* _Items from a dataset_
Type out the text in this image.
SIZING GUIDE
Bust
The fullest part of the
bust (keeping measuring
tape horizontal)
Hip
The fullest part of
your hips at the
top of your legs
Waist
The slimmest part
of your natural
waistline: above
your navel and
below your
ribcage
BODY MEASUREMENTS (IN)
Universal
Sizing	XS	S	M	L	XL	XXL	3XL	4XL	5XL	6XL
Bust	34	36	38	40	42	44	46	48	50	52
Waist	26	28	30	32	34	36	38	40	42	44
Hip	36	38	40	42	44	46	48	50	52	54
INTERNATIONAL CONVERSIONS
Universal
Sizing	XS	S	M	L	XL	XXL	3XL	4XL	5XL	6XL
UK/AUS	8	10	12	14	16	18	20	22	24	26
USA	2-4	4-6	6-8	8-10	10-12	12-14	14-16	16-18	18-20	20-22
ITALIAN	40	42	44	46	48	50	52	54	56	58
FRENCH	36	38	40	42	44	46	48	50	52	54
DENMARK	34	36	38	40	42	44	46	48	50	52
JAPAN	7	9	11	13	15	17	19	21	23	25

* _DIRECTIONS_
Compute how many lines include the string "your", then give that number by itself.

* _TASK RESPONSE_
5